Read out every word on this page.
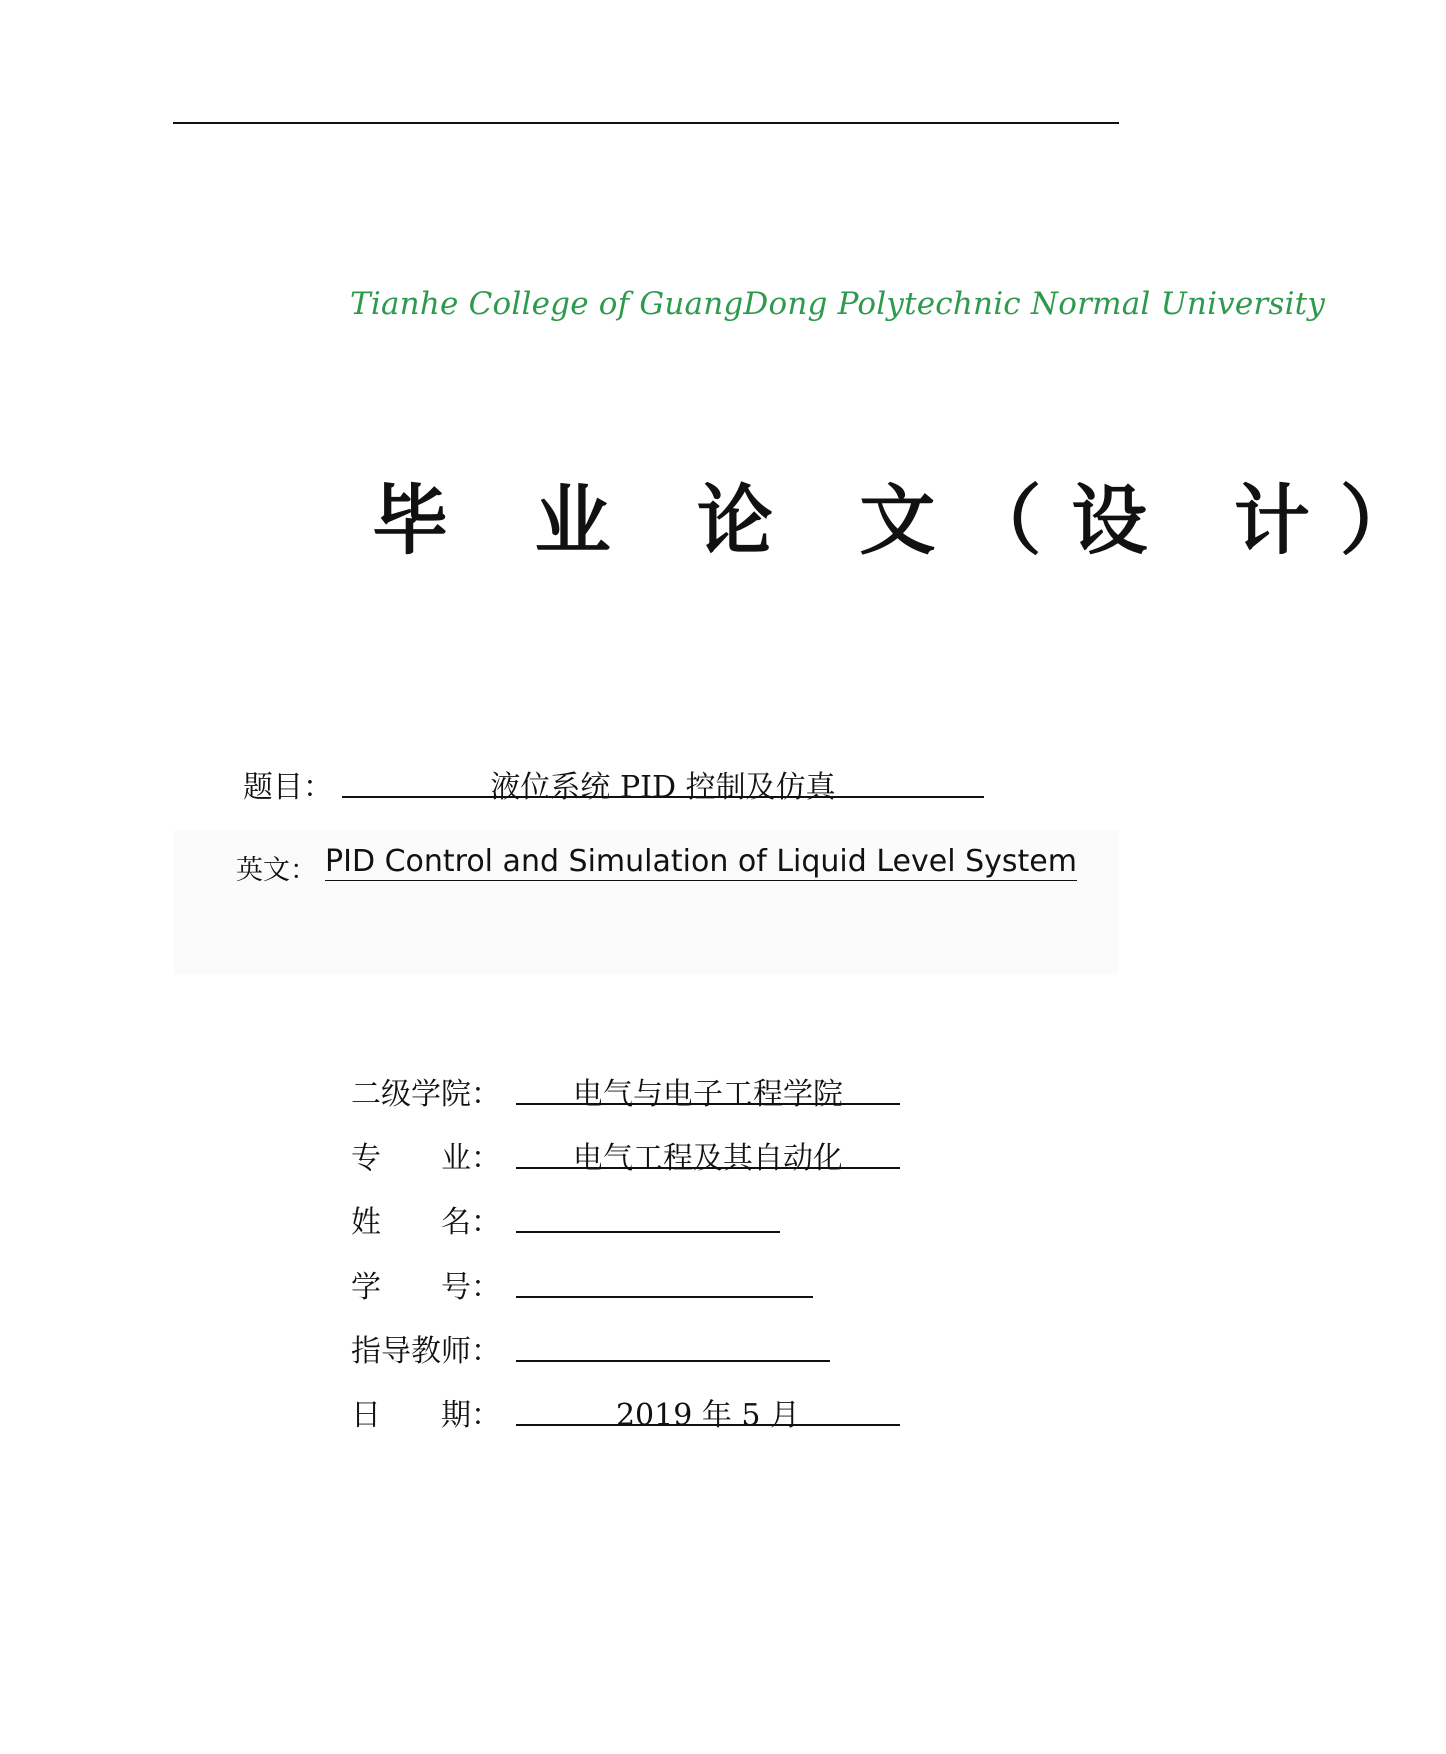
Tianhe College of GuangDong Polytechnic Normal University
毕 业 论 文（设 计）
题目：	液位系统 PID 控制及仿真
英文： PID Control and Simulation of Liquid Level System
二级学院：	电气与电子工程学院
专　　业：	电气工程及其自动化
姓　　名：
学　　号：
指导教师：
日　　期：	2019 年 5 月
# # # # # # #
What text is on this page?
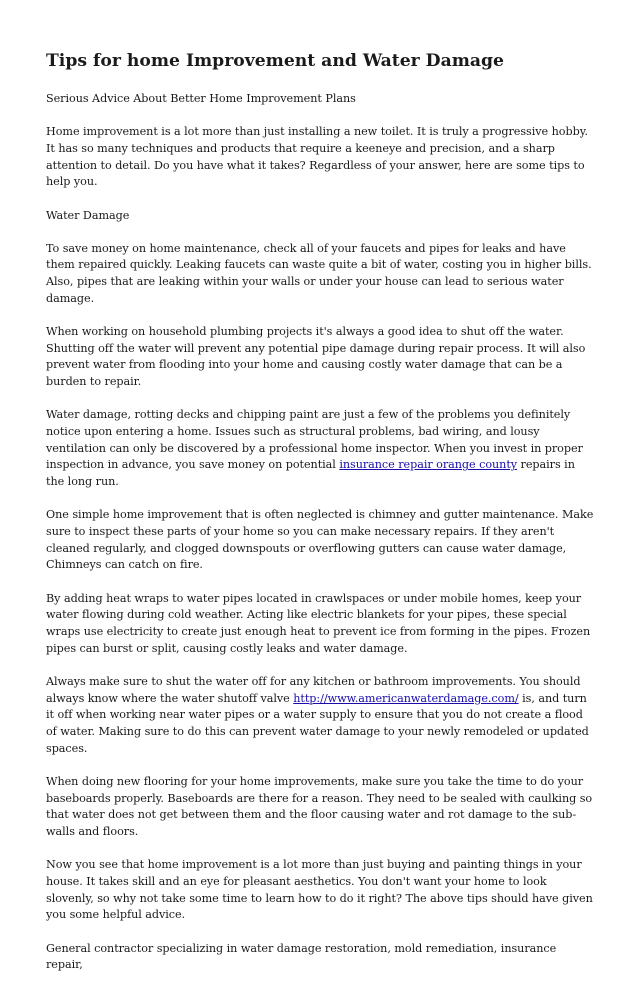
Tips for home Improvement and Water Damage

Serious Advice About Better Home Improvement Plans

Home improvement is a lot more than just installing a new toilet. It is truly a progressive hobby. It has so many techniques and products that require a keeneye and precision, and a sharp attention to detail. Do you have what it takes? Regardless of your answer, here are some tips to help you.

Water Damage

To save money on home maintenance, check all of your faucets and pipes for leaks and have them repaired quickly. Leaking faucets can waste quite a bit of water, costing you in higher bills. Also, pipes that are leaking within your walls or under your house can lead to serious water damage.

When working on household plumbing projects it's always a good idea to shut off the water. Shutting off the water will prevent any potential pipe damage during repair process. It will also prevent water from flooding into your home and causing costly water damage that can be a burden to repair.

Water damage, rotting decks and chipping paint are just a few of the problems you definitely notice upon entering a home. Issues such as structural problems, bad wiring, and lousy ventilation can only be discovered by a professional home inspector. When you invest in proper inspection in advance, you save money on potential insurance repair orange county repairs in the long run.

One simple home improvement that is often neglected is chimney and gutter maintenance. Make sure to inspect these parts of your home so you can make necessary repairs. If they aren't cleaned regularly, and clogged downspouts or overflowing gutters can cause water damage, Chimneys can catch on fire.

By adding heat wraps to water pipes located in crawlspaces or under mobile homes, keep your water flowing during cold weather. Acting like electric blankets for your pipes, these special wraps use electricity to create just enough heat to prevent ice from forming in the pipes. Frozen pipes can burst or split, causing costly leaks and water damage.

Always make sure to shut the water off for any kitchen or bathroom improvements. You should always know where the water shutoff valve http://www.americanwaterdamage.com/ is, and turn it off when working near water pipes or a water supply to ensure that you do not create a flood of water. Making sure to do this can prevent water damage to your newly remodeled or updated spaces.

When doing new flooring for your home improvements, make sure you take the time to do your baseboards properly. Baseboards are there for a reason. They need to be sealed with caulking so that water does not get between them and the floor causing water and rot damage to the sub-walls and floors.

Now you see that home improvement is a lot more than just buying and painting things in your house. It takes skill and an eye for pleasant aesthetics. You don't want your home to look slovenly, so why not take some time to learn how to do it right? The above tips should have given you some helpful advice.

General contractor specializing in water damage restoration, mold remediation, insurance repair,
# # # # # # #
Directions for this task :: State the number of lines in these entries that include the string "insurance". Provide nothing beyond that number.

Solution for this task :: 2